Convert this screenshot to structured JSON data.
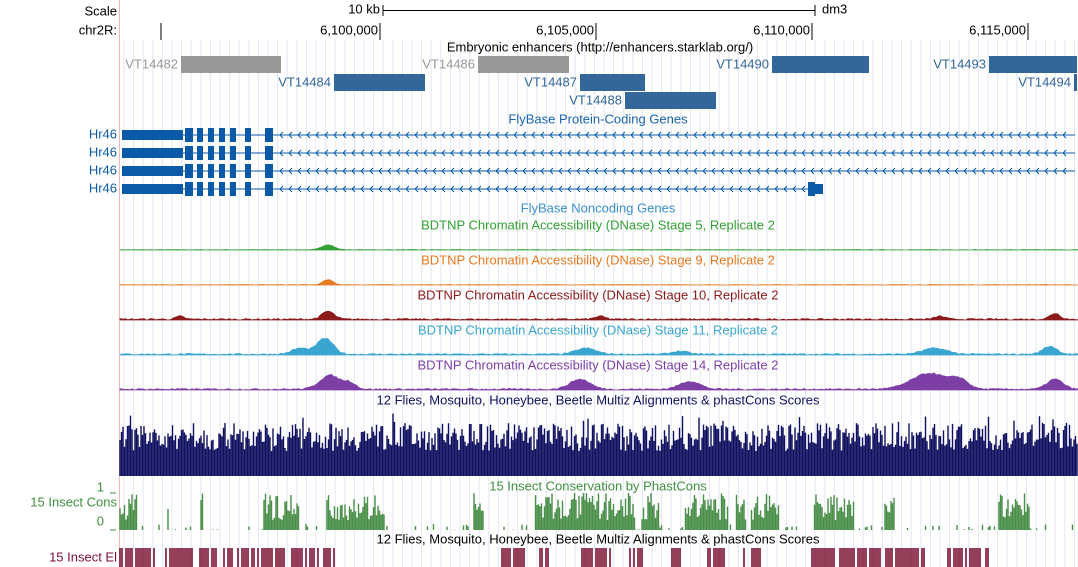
{
  "scale": {
    "label": "Scale",
    "size": "10 kb",
    "assembly": "dm3"
  },
  "position": {
    "chrom": "chr2R:",
    "ticks": [
      "6,100,000",
      "6,105,000",
      "6,110,000",
      "6,115,000"
    ]
  },
  "tracks": {
    "enhancers": {
      "title": "Embryonic enhancers (http://enhancers.starklab.org/)",
      "items": [
        "VT14482",
        "VT14484",
        "VT14486",
        "VT14487",
        "VT14488",
        "VT14490",
        "VT14493",
        "VT14494"
      ]
    },
    "genes": {
      "title": "FlyBase Protein-Coding Genes",
      "names": [
        "Hr46",
        "Hr46",
        "Hr46",
        "Hr46"
      ]
    },
    "noncoding": {
      "title": "FlyBase Noncoding Genes"
    },
    "dnase": [
      "BDTNP Chromatin Accessibility (DNase) Stage 5, Replicate 2",
      "BDTNP Chromatin Accessibility (DNase) Stage 9, Replicate 2",
      "BDTNP Chromatin Accessibility (DNase) Stage 10, Replicate 2",
      "BDTNP Chromatin Accessibility (DNase) Stage 11, Replicate 2",
      "BDTNP Chromatin Accessibility (DNase) Stage 14, Replicate 2"
    ],
    "multiz": {
      "title": "12 Flies, Mosquito, Honeybee, Beetle Multiz Alignments & phastCons Scores"
    },
    "phastcons": {
      "title": "15 Insect Conservation by PhastCons",
      "label": "15 Insect Cons",
      "max": "1",
      "min": "0"
    },
    "elements": {
      "title": "12 Flies, Mosquito, Honeybee, Beetle Multiz Alignments & phastCons Scores",
      "label": "15 Insect El"
    }
  }
}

——

Copy out every line from the material above where the string "Beetle" turns up.

Your solution:
      "title": "12 Flies, Mosquito, Honeybee, Beetle Multiz Alignments & phastCons Scores"
      "title": "12 Flies, Mosquito, Honeybee, Beetle Multiz Alignments & phastCons Scores",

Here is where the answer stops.